**Objective:**
From the records below, pull each line that has "depuis".
* Begin *
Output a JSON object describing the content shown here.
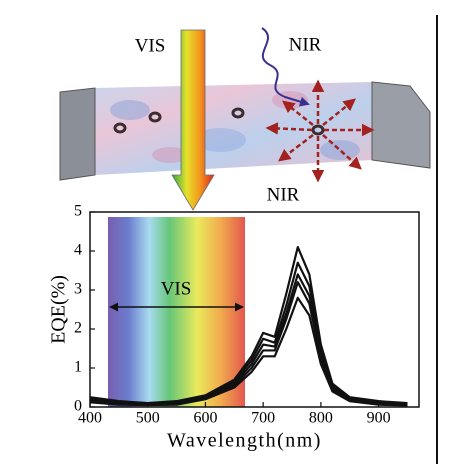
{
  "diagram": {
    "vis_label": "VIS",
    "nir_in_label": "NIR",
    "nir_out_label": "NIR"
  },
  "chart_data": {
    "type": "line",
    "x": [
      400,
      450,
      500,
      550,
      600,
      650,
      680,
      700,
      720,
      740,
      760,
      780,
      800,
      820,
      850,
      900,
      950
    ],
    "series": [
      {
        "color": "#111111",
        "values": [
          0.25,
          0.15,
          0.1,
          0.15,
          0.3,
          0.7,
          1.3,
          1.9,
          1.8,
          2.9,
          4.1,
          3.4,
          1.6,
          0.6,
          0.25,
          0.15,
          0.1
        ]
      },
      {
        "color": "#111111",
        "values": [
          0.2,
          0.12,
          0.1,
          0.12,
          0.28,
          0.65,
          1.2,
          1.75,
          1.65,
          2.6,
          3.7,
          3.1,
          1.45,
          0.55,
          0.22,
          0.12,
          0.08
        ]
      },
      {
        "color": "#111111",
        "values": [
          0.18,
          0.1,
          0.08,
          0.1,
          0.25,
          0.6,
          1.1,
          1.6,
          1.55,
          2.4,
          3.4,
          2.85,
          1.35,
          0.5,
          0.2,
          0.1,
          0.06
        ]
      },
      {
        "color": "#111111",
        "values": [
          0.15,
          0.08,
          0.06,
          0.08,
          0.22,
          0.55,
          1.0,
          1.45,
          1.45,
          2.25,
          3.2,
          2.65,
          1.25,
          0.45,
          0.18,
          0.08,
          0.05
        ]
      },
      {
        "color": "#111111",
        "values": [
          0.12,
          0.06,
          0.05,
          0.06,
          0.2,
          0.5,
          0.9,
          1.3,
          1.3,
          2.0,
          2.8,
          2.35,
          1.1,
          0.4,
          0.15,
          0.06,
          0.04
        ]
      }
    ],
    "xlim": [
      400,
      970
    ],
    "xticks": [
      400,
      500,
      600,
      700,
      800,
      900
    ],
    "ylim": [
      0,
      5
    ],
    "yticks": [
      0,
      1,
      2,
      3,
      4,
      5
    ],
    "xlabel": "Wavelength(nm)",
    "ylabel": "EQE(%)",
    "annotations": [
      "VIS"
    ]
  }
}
* End *
* Begin *
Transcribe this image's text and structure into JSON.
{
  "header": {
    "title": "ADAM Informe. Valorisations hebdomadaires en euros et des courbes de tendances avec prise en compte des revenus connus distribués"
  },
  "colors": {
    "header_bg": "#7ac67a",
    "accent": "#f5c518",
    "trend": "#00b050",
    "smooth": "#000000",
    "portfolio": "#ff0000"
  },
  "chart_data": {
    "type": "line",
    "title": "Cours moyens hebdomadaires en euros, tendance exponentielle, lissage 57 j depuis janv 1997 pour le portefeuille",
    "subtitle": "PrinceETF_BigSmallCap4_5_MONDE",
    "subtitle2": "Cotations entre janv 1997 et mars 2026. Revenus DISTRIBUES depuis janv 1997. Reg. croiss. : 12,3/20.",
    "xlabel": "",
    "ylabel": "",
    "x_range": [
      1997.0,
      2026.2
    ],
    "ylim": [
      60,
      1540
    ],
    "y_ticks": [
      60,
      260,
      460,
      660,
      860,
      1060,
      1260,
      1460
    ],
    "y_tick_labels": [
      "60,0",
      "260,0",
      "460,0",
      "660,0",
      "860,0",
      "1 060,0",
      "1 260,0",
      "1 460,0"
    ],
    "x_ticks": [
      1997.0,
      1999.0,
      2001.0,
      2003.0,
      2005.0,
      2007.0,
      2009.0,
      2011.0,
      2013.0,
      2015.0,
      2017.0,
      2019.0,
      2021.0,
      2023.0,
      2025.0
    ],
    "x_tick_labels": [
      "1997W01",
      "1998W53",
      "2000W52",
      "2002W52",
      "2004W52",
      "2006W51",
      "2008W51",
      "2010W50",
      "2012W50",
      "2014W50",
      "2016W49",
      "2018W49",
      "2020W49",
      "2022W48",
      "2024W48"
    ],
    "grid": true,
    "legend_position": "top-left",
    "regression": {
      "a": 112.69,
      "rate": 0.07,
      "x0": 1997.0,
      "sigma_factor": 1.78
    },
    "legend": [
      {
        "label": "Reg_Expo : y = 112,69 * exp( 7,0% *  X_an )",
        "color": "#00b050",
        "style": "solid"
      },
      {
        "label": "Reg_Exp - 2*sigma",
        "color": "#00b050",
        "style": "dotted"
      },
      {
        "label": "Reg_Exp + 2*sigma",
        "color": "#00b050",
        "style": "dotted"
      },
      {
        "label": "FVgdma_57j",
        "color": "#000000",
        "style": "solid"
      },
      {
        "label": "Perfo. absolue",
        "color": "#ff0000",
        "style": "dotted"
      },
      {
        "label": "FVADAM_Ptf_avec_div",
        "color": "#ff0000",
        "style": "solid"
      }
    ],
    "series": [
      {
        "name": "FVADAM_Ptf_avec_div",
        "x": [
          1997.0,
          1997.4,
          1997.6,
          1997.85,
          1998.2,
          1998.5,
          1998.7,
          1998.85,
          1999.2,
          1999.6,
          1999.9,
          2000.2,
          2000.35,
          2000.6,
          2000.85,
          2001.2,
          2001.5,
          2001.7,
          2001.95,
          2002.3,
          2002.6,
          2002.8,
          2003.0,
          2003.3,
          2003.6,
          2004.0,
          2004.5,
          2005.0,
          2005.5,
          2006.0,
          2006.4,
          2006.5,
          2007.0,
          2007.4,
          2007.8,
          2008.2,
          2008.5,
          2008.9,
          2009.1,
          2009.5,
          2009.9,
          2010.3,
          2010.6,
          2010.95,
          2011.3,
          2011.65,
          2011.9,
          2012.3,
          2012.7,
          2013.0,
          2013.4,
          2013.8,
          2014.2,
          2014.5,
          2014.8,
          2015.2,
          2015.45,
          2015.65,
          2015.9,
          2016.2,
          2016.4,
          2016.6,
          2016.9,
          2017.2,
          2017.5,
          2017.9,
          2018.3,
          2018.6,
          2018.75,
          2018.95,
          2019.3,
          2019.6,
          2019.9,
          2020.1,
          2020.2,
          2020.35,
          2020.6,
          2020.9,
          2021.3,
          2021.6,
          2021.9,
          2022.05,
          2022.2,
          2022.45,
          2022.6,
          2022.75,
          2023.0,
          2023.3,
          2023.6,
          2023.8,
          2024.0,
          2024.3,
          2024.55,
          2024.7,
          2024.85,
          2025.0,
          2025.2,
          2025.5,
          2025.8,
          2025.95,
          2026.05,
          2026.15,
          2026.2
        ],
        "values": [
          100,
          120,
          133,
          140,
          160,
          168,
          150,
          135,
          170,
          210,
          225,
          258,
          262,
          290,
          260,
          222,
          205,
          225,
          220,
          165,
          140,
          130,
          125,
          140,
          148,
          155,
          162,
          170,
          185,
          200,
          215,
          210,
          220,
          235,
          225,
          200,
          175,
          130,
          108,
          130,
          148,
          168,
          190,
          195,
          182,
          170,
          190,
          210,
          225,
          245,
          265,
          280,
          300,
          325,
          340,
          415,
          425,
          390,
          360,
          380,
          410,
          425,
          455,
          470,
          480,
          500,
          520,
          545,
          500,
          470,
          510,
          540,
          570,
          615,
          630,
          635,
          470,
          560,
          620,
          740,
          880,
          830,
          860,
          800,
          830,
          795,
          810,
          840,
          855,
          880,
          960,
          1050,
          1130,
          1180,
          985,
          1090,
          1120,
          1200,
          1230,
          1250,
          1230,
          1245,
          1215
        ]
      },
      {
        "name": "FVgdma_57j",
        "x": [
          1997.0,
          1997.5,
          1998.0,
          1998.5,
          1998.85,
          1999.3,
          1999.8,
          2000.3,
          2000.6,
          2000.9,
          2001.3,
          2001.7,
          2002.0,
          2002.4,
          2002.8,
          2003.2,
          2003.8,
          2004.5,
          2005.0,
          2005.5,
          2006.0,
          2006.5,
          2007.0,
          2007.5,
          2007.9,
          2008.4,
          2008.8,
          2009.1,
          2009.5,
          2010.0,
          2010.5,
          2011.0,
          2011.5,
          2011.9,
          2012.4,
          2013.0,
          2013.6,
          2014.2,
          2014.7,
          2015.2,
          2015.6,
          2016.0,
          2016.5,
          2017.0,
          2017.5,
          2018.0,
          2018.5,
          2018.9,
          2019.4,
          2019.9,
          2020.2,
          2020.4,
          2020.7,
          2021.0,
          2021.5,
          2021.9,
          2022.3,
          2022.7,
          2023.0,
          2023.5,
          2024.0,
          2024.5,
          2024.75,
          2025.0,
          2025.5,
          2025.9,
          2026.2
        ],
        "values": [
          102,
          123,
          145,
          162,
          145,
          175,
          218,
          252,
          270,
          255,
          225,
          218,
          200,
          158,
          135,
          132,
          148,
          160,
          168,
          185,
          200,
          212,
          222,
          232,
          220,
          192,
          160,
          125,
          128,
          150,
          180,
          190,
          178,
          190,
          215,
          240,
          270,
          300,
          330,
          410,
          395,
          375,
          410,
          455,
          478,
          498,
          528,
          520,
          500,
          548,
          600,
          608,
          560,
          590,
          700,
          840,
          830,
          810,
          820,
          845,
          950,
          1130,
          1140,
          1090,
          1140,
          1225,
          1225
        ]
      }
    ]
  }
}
* End *
**Task response:**
    "title": "Cours moyens hebdomadaires en euros, tendance exponentielle, lissage 57 j depuis janv 1997 pour le portefeuille",
    "subtitle2": "Cotations entre janv 1997 et mars 2026. Revenus DISTRIBUES depuis janv 1997. Reg. croiss. : 12,3/20.",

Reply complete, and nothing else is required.